*Given information*:

"""

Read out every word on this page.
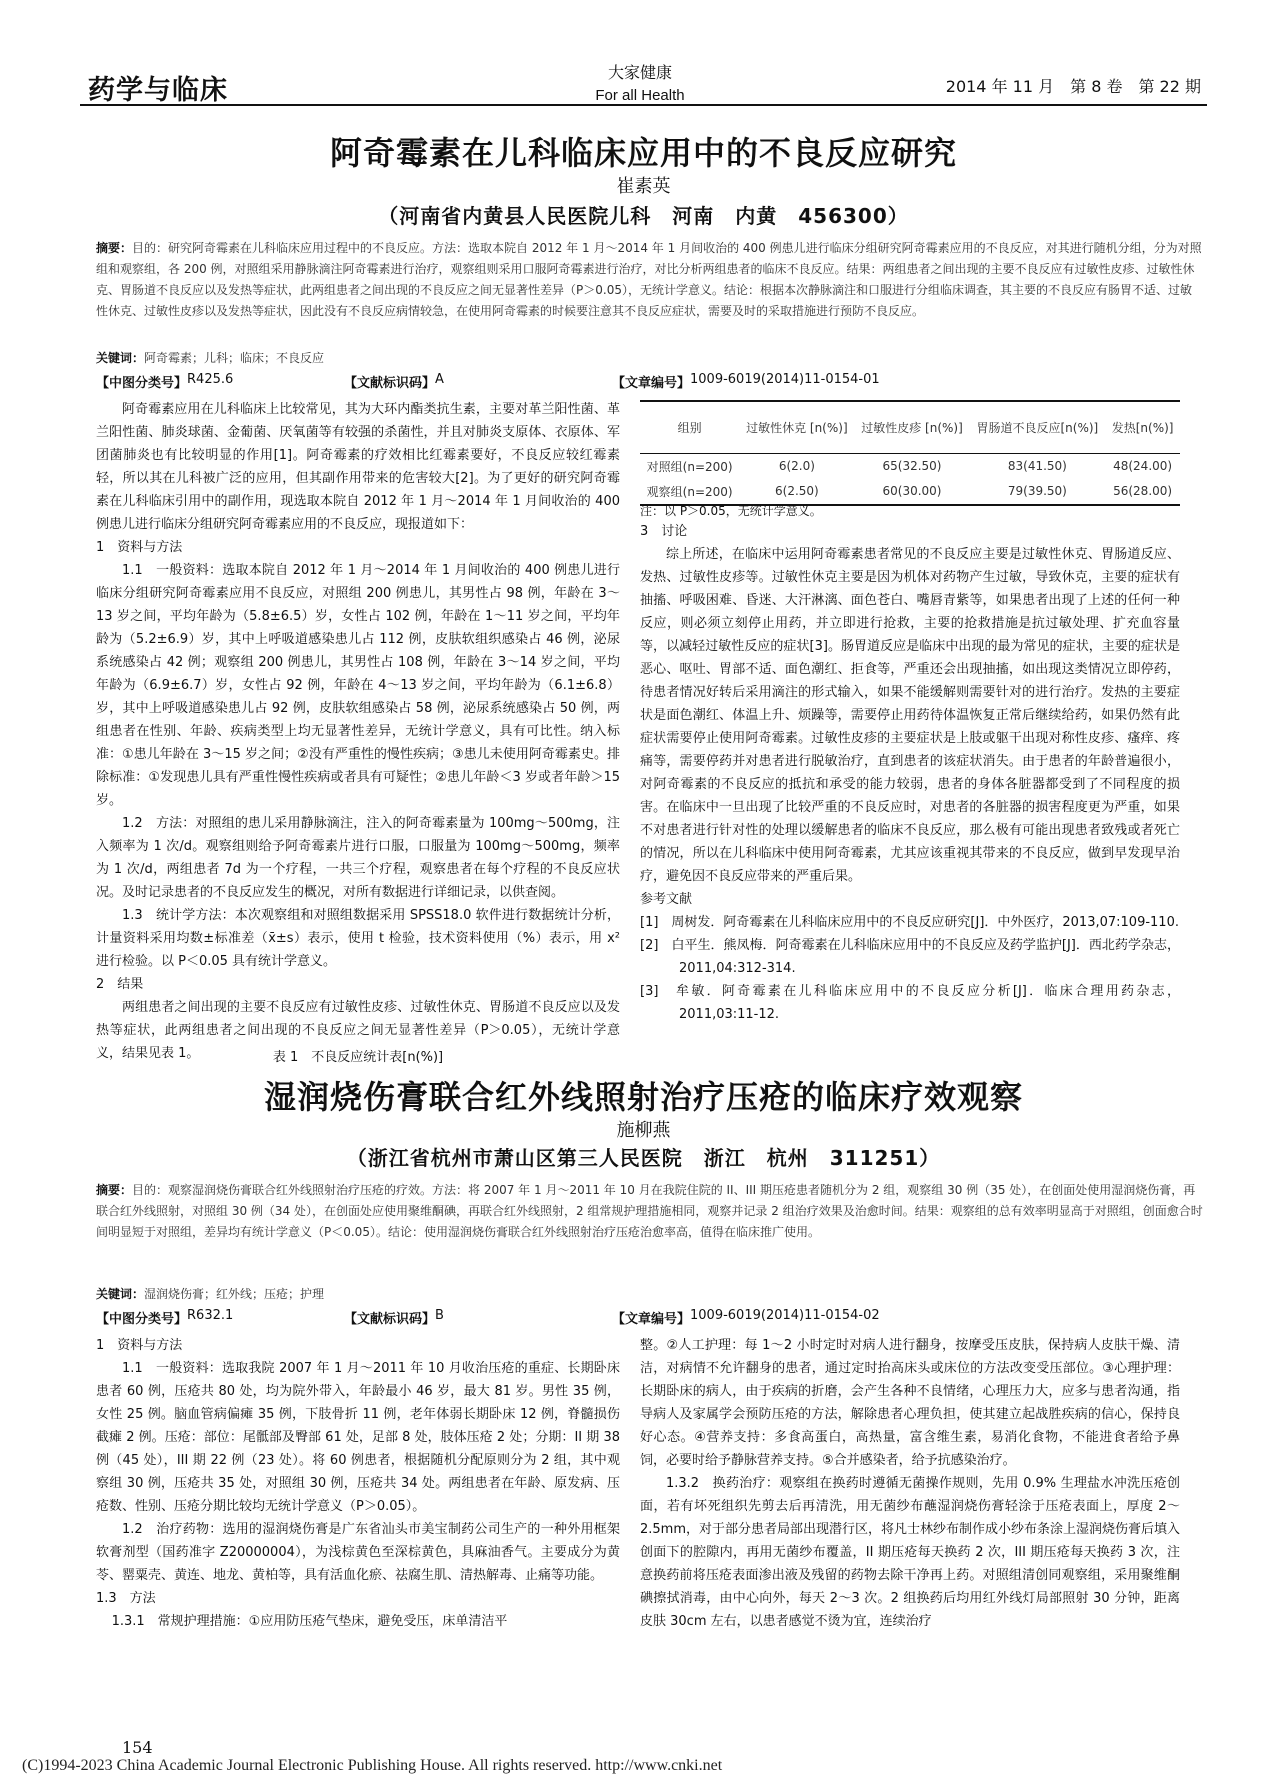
药学与临床
大家健康
For all Health	2014 年 11 月　第 8 卷　第 22 期
阿奇霉素在儿科临床应用中的不良反应研究
崔素英
（河南省内黄县人民医院儿科　河南　内黄　456300）
摘要：目的：研究阿奇霉素在儿科临床应用过程中的不良反应。方法：选取本院自 2012 年 1 月～2014 年 1 月间收治的 400 例患儿进行临床分组研究阿奇霉素应用的不良反应，对其进行随机分组，分为对照组和观察组，各 200 例，对照组采用静脉滴注阿奇霉素进行治疗，观察组则采用口服阿奇霉素进行治疗，对比分析两组患者的临床不良反应。结果：两组患者之间出现的主要不良反应有过敏性皮疹、过敏性休克、胃肠道不良反应以及发热等症状，此两组患者之间出现的不良反应之间无显著性差异（P＞0.05），无统计学意义。结论：根据本次静脉滴注和口服进行分组临床调查，其主要的不良反应有肠胃不适、过敏性休克、过敏性皮疹以及发热等症状，因此没有不良反应病情较急，在使用阿奇霉素的时候要注意其不良反应症状，需要及时的采取措施进行预防不良反应。
关键词：阿奇霉素；儿科；临床；不良反应
【中图分类号】 R425.6	【文献标识码】 A	【文章编号】 1009-6019(2014)11-0154-01

阿奇霉素应用在儿科临床上比较常见，其为大环内酯类抗生素，主要对革兰阳性菌、革兰阳性菌、肺炎球菌、金葡菌、厌氧菌等有较强的杀菌性，并且对肺炎支原体、衣原体、军团菌肺炎也有比较明显的作用[1]。阿奇霉素的疗效相比红霉素要好，不良反应较红霉素轻，所以其在儿科被广泛的应用，但其副作用带来的危害较大[2]。为了更好的研究阿奇霉素在儿科临床引用中的副作用，现选取本院自 2012 年 1 月～2014 年 1 月间收治的 400 例患儿进行临床分组研究阿奇霉素应用的不良反应，现报道如下：

1　资料与方法

1.1　一般资料：选取本院自 2012 年 1 月～2014 年 1 月间收治的 400 例患儿进行临床分组研究阿奇霉素应用不良反应，对照组 200 例患儿，其男性占 98 例，年龄在 3～13 岁之间，平均年龄为（5.8±6.5）岁，女性占 102 例，年龄在 1～11 岁之间，平均年龄为（5.2±6.9）岁，其中上呼吸道感染患儿占 112 例，皮肤软组织感染占 46 例，泌尿系统感染占 42 例；观察组 200 例患儿，其男性占 108 例，年龄在 3～14 岁之间，平均年龄为（6.9±6.7）岁，女性占 92 例，年龄在 4～13 岁之间，平均年龄为（6.1±6.8）岁，其中上呼吸道感染患儿占 92 例，皮肤软组感染占 58 例，泌尿系统感染占 50 例，两组患者在性别、年龄、疾病类型上均无显著性差异，无统计学意义，具有可比性。纳入标准：①患儿年龄在 3～15 岁之间；②没有严重性的慢性疾病；③患儿未使用阿奇霉素史。排除标准：①发现患儿具有严重性慢性疾病或者具有可疑性；②患儿年龄＜3 岁或者年龄＞15 岁。

1.2　方法：对照组的患儿采用静脉滴注，注入的阿奇霉素量为 100mg～500mg，注入频率为 1 次/d。观察组则给予阿奇霉素片进行口服，口服量为 100mg～500mg，频率为 1 次/d，两组患者 7d 为一个疗程，一共三个疗程，观察患者在每个疗程的不良反应状况。及时记录患者的不良反应发生的概况，对所有数据进行详细记录，以供查阅。

1.3　统计学方法：本次观察组和对照组数据采用 SPSS18.0 软件进行数据统计分析，计量资料采用均数±标准差（x̄±s）表示，使用 t 检验，技术资料使用（%）表示，用 x² 进行检验。以 P＜0.05 具有统计学意义。

2　结果

两组患者之间出现的主要不良反应有过敏性皮疹、过敏性休克、胃肠道不良反应以及发热等症状，此两组患者之间出现的不良反应之间无显著性差异（P＞0.05），无统计学意义，结果见表 1。

组别	过敏性休克 [n(%)]	过敏性皮疹 [n(%)]	胃肠道不良反应[n(%)]	发热[n(%)]
对照组(n=200)	6(2.0)	65(32.50)	83(41.50)	48(24.00)
观察组(n=200)	6(2.50)	60(30.00)	79(39.50)	56(28.00)
注：以 P＞0.05，无统计学意义。
3　讨论

综上所述，在临床中运用阿奇霉素患者常见的不良反应主要是过敏性休克、胃肠道反应、发热、过敏性皮疹等。过敏性休克主要是因为机体对药物产生过敏，导致休克，主要的症状有抽搐、呼吸困难、昏迷、大汗淋漓、面色苍白、嘴唇青紫等，如果患者出现了上述的任何一种反应，则必须立刻停止用药，并立即进行抢救，主要的抢救措施是抗过敏处理、扩充血容量等，以减轻过敏性反应的症状[3]。肠胃道反应是临床中出现的最为常见的症状，主要的症状是恶心、呕吐、胃部不适、面色潮红、拒食等，严重还会出现抽搐，如出现这类情况立即停药，待患者情况好转后采用滴注的形式输入，如果不能缓解则需要针对的进行治疗。发热的主要症状是面色潮红、体温上升、烦躁等，需要停止用药待体温恢复正常后继续给药，如果仍然有此症状需要停止使用阿奇霉素。过敏性皮疹的主要症状是上肢或躯干出现对称性皮疹、瘙痒、疼痛等，需要停药并对患者进行脱敏治疗，直到患者的该症状消失。由于患者的年龄普遍很小，对阿奇霉素的不良反应的抵抗和承受的能力较弱，患者的身体各脏器都受到了不同程度的损害。在临床中一旦出现了比较严重的不良反应时，对患者的各脏器的损害程度更为严重，如果不对患者进行针对性的处理以缓解患者的临床不良反应，那么极有可能出现患者致残或者死亡的情况，所以在儿科临床中使用阿奇霉素，尤其应该重视其带来的不良反应，做到早发现早治疗，避免因不良反应带来的严重后果。

参考文献

[1]　周树发．阿奇霉素在儿科临床应用中的不良反应研究[J]．中外医疗，2013,07:109-110.

[2]　白平生．熊凤梅．阿奇霉素在儿科临床应用中的不良反应及药学监护[J]．西北药学杂志，2011,04:312-314.

[3]　牟敏．阿奇霉素在儿科临床应用中的不良反应分析[J]．临床合理用药杂志，2011,03:11-12.

表 1　不良反应统计表[n(%)]
湿润烧伤膏联合红外线照射治疗压疮的临床疗效观察
施柳燕
（浙江省杭州市萧山区第三人民医院　浙江　杭州　311251）
摘要：目的：观察湿润烧伤膏联合红外线照射治疗压疮的疗效。方法：将 2007 年 1 月～2011 年 10 月在我院住院的 II、III 期压疮患者随机分为 2 组，观察组 30 例（35 处），在创面处使用湿润烧伤膏，再联合红外线照射，对照组 30 例（34 处），在创面处应使用聚维酮碘，再联合红外线照射，2 组常规护理措施相同，观察并记录 2 组治疗效果及治愈时间。结果：观察组的总有效率明显高于对照组，创面愈合时间明显短于对照组，差异均有统计学意义（P＜0.05）。结论：使用湿润烧伤膏联合红外线照射治疗压疮治愈率高，值得在临床推广使用。
关键词：湿润烧伤膏；红外线；压疮；护理
【中图分类号】 R632.1	【文献标识码】 B	【文章编号】 1009-6019(2014)11-0154-02
1　资料与方法

1.1　一般资料：选取我院 2007 年 1 月～2011 年 10 月收治压疮的重症、长期卧床患者 60 例，压疮共 80 处，均为院外带入，年龄最小 46 岁，最大 81 岁。男性 35 例，女性 25 例。脑血管病偏瘫 35 例，下肢骨折 11 例，老年体弱长期卧床 12 例，脊髓损伤截瘫 2 例。压疮：部位：尾骶部及臀部 61 处，足部 8 处，肢体压疮 2 处；分期：II 期 38 例（45 处），III 期 22 例（23 处）。将 60 例患者，根据随机分配原则分为 2 组，其中观察组 30 例，压疮共 35 处，对照组 30 例，压疮共 34 处。两组患者在年龄、原发病、压疮数、性别、压疮分期比较均无统计学意义（P＞0.05）。

1.2　治疗药物：选用的湿润烧伤膏是广东省汕头市美宝制药公司生产的一种外用框架软膏剂型（国药准字 Z20000004），为浅棕黄色至深棕黄色，具麻油香气。主要成分为黄苓、罂粟壳、黄连、地龙、黄柏等，具有活血化瘀、祛腐生肌、清热解毒、止痛等功能。

1.3　方法
1.3.1　常规护理措施：①应用防压疮气垫床，避免受压，床单清洁平
整。②人工护理：每 1～2 小时定时对病人进行翻身，按摩受压皮肤，保持病人皮肤干燥、清洁，对病情不允许翻身的患者，通过定时抬高床头或床位的方法改变受压部位。③心理护理：长期卧床的病人，由于疾病的折磨，会产生各种不良情绪，心理压力大，应多与患者沟通，指导病人及家属学会预防压疮的方法，解除患者心理负担，使其建立起战胜疾病的信心，保持良好心态。④营养支持：多食高蛋白，高热量，富含维生素，易消化食物，不能进食者给予鼻饲，必要时给予静脉营养支持。⑤合并感染者，给予抗感染治疗。

1.3.2　换药治疗：观察组在换药时遵循无菌操作规则，先用 0.9% 生理盐水冲洗压疮创面，若有坏死组织先剪去后再清洗，用无菌纱布蘸湿润烧伤膏轻涂于压疮表面上，厚度 2～2.5mm，对于部分患者局部出现潜行区，将凡士林纱布制作成小纱布条涂上湿润烧伤膏后填入创面下的腔隙内，再用无菌纱布覆盖，II 期压疮每天换药 2 次，III 期压疮每天换药 3 次，注意换药前将压疮表面渗出液及残留的药物去除干净再上药。对照组清创同观察组，采用聚维酮碘擦拭消毒，由中心向外，每天 2～3 次。2 组换药后均用红外线灯局部照射 30 分钟，距离皮肤 30cm 左右，以患者感觉不烫为宜，连续治疗

154
(C)1994-2023 China Academic Journal Electronic Publishing House. All rights reserved. http://www.cnki.net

"""

*What is expected*: Pull out all lines containing the word "阿奇霉素在儿科临床应用中的不良反应研究" from the entries above.

*Written solution*:
阿奇霉素在儿科临床应用中的不良反应研究
[1]　周树发．阿奇霉素在儿科临床应用中的不良反应研究[J]．中外医疗，2013,07:109-110.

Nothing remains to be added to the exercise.